- [What the task requires]:
Reproduce the listing word for word. Skip any image.

★ ★ ★ ★

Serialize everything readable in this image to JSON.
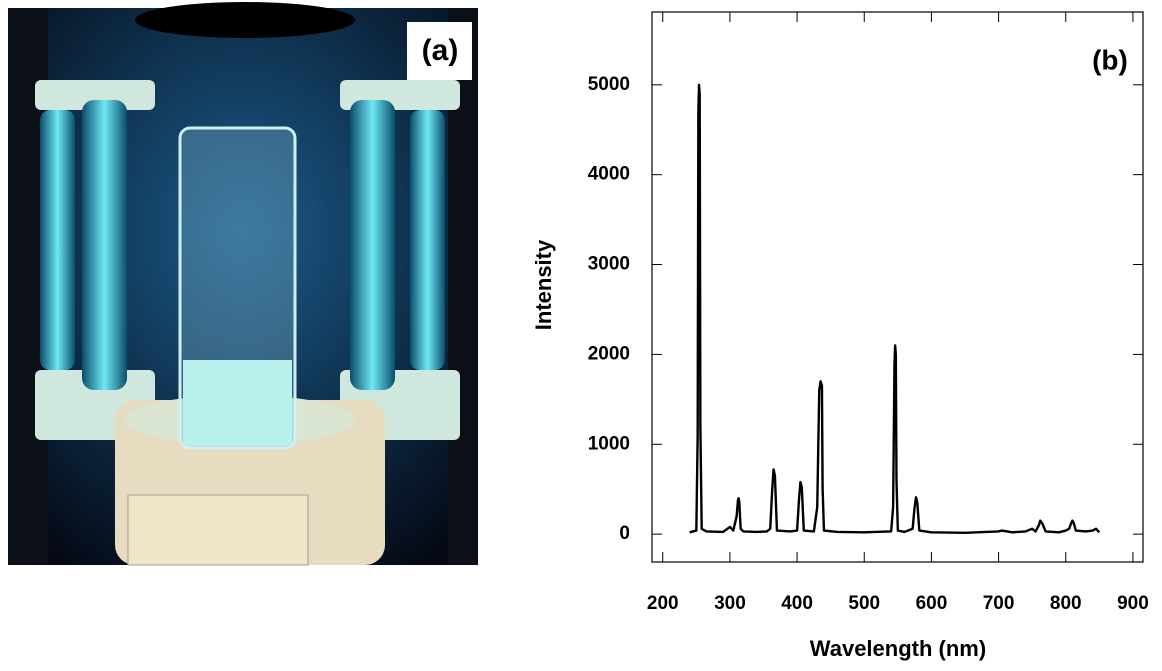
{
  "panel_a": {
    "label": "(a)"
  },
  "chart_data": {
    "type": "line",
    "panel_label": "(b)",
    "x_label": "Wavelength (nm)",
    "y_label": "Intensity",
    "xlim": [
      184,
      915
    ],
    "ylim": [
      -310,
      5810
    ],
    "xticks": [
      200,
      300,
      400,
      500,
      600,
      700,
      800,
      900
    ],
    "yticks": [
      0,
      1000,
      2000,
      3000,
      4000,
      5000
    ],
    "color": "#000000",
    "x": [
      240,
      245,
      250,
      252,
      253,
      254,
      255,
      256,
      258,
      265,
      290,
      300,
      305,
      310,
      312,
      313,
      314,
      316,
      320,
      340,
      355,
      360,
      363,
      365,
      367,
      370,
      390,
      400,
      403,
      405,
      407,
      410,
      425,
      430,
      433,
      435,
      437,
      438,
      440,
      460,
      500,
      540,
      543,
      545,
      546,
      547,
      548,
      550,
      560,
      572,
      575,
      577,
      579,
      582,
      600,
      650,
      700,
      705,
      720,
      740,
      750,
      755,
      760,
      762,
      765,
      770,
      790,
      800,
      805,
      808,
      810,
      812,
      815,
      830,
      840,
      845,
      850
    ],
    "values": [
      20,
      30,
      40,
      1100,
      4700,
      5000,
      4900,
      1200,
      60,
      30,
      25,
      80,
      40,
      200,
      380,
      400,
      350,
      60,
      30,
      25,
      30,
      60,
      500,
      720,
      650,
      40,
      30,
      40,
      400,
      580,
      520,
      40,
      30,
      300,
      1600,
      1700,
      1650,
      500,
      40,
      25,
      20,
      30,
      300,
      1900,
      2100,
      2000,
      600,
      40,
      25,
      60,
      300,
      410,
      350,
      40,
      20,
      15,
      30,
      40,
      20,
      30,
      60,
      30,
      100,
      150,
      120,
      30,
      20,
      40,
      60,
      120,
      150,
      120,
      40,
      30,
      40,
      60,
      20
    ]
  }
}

★ ★ ★ ★

- [Exercise response]:
Serialize everything readable in this image to JSON.
{
  "panel_a": {
    "label": "(a)"
  },
  "chart_data": {
    "type": "line",
    "panel_label": "(b)",
    "x_label": "Wavelength (nm)",
    "y_label": "Intensity",
    "xlim": [
      184,
      915
    ],
    "ylim": [
      -310,
      5810
    ],
    "xticks": [
      200,
      300,
      400,
      500,
      600,
      700,
      800,
      900
    ],
    "yticks": [
      0,
      1000,
      2000,
      3000,
      4000,
      5000
    ],
    "color": "#000000",
    "x": [
      240,
      245,
      250,
      252,
      253,
      254,
      255,
      256,
      258,
      265,
      290,
      300,
      305,
      310,
      312,
      313,
      314,
      316,
      320,
      340,
      355,
      360,
      363,
      365,
      367,
      370,
      390,
      400,
      403,
      405,
      407,
      410,
      425,
      430,
      433,
      435,
      437,
      438,
      440,
      460,
      500,
      540,
      543,
      545,
      546,
      547,
      548,
      550,
      560,
      572,
      575,
      577,
      579,
      582,
      600,
      650,
      700,
      705,
      720,
      740,
      750,
      755,
      760,
      762,
      765,
      770,
      790,
      800,
      805,
      808,
      810,
      812,
      815,
      830,
      840,
      845,
      850
    ],
    "values": [
      20,
      30,
      40,
      1100,
      4700,
      5000,
      4900,
      1200,
      60,
      30,
      25,
      80,
      40,
      200,
      380,
      400,
      350,
      60,
      30,
      25,
      30,
      60,
      500,
      720,
      650,
      40,
      30,
      40,
      400,
      580,
      520,
      40,
      30,
      300,
      1600,
      1700,
      1650,
      500,
      40,
      25,
      20,
      30,
      300,
      1900,
      2100,
      2000,
      600,
      40,
      25,
      60,
      300,
      410,
      350,
      40,
      20,
      15,
      30,
      40,
      20,
      30,
      60,
      30,
      100,
      150,
      120,
      30,
      20,
      40,
      60,
      120,
      150,
      120,
      40,
      30,
      40,
      60,
      20
    ]
  }
}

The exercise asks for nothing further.